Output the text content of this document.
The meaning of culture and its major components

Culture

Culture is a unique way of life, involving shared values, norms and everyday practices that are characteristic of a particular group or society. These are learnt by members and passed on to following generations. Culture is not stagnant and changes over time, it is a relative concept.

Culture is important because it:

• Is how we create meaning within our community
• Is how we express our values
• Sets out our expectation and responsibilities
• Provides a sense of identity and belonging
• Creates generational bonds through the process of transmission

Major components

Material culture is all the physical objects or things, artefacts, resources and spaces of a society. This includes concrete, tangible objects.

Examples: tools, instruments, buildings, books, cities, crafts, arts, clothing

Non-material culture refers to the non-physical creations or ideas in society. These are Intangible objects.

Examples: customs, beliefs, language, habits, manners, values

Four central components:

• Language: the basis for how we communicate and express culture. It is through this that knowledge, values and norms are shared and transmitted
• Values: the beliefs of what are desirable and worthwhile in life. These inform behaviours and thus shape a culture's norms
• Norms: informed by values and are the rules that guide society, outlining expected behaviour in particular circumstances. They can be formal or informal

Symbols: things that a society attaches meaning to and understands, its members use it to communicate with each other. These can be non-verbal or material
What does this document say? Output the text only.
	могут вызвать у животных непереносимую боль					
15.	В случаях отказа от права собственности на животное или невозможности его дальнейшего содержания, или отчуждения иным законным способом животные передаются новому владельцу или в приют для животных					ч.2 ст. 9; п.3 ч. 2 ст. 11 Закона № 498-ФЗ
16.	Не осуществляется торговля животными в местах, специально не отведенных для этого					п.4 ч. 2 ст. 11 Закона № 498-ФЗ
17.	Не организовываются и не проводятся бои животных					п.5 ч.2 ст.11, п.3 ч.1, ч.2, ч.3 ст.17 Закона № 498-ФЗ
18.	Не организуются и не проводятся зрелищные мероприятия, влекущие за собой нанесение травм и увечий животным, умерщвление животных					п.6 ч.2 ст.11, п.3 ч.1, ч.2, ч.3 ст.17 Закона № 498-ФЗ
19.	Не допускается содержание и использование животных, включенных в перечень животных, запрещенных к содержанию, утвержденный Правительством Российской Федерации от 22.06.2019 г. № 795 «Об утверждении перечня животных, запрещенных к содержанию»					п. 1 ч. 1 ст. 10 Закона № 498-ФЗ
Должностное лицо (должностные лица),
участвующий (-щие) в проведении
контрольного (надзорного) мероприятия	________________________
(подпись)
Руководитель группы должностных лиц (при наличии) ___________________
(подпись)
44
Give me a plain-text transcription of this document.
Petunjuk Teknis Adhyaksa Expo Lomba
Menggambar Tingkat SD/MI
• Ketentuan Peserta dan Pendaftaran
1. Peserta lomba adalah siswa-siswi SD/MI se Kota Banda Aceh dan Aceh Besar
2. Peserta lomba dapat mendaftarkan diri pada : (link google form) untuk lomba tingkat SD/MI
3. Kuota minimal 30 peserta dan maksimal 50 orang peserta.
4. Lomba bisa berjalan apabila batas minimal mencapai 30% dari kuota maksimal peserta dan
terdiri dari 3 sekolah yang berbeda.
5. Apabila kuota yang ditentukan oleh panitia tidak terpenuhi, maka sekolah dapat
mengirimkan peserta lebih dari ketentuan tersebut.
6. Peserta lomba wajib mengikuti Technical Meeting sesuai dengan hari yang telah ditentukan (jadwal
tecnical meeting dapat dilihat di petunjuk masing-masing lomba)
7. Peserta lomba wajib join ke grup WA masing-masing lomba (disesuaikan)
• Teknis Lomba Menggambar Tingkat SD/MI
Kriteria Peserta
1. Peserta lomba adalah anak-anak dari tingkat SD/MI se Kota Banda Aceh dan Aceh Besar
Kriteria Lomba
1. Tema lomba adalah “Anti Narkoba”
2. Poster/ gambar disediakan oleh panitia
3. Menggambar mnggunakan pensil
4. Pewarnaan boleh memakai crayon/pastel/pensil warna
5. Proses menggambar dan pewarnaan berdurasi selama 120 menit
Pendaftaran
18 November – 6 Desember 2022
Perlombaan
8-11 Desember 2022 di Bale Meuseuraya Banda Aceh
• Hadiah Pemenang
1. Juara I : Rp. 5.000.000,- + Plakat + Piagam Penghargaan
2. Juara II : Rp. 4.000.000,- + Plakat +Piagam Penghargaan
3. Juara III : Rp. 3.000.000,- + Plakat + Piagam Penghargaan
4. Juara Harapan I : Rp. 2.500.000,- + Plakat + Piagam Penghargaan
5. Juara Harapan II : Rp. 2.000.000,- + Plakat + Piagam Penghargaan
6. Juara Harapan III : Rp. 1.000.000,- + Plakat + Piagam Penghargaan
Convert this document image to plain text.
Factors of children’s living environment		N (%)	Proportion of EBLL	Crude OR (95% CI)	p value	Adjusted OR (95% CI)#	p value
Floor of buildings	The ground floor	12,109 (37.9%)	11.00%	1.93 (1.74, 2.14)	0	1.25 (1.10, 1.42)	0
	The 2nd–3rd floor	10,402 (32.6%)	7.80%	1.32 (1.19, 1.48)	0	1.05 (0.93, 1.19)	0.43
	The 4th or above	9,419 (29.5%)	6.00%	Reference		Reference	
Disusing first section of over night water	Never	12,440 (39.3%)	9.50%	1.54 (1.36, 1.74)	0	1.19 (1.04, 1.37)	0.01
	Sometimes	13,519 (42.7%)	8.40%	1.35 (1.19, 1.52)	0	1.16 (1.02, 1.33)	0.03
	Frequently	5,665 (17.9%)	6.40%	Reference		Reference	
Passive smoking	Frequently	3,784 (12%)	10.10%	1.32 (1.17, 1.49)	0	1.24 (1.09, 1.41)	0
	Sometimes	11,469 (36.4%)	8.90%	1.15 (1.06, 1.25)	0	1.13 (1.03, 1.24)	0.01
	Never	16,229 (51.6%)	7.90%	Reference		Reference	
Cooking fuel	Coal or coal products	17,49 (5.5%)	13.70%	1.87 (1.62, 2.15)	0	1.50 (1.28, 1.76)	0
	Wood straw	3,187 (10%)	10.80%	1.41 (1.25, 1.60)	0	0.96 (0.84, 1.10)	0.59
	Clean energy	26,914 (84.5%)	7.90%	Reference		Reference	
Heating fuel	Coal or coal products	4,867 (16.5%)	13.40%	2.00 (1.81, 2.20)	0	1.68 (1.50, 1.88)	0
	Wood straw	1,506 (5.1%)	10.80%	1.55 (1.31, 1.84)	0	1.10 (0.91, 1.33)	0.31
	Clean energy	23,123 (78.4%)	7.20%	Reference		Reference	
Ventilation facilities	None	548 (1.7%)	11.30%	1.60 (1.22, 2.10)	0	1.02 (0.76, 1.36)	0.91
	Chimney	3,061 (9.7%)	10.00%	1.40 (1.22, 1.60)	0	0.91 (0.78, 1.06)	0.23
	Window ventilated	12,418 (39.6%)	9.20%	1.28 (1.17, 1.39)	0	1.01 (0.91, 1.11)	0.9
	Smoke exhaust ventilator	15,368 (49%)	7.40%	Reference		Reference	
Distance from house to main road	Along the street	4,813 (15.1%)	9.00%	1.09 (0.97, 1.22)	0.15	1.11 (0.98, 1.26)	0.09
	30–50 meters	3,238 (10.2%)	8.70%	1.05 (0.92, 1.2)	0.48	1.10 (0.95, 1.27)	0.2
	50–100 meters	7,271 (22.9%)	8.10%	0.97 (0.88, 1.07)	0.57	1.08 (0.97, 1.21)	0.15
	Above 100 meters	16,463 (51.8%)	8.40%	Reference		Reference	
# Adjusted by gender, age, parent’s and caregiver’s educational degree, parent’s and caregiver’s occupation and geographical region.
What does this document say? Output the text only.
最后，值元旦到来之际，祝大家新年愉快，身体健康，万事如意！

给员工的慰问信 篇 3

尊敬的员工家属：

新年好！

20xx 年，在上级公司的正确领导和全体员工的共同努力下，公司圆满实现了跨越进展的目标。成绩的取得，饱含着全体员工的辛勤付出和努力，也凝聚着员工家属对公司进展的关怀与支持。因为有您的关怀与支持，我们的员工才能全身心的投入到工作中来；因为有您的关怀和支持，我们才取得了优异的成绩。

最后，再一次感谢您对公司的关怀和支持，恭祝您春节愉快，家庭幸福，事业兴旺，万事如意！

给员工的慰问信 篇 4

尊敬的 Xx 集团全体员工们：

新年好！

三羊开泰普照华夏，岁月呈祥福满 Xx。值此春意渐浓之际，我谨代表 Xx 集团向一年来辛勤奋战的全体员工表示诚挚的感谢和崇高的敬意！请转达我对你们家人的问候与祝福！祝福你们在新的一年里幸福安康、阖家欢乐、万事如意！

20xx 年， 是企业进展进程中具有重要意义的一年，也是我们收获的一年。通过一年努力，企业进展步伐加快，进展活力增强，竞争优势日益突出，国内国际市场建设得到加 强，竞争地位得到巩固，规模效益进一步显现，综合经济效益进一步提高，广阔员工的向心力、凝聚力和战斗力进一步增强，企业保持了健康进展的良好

=======

Task to carry out: Copy every line above that holds the word "Penghargaan".

Task output:
1. Juara I : Rp. 5.000.000,- + Plakat + Piagam Penghargaan
2. Juara II : Rp. 4.000.000,- + Plakat +Piagam Penghargaan
3. Juara III : Rp. 3.000.000,- + Plakat + Piagam Penghargaan
4. Juara Harapan I : Rp. 2.500.000,- + Plakat + Piagam Penghargaan
5. Juara Harapan II : Rp. 2.000.000,- + Plakat + Piagam Penghargaan
6. Juara Harapan III : Rp. 1.000.000,- + Plakat + Piagam Penghargaan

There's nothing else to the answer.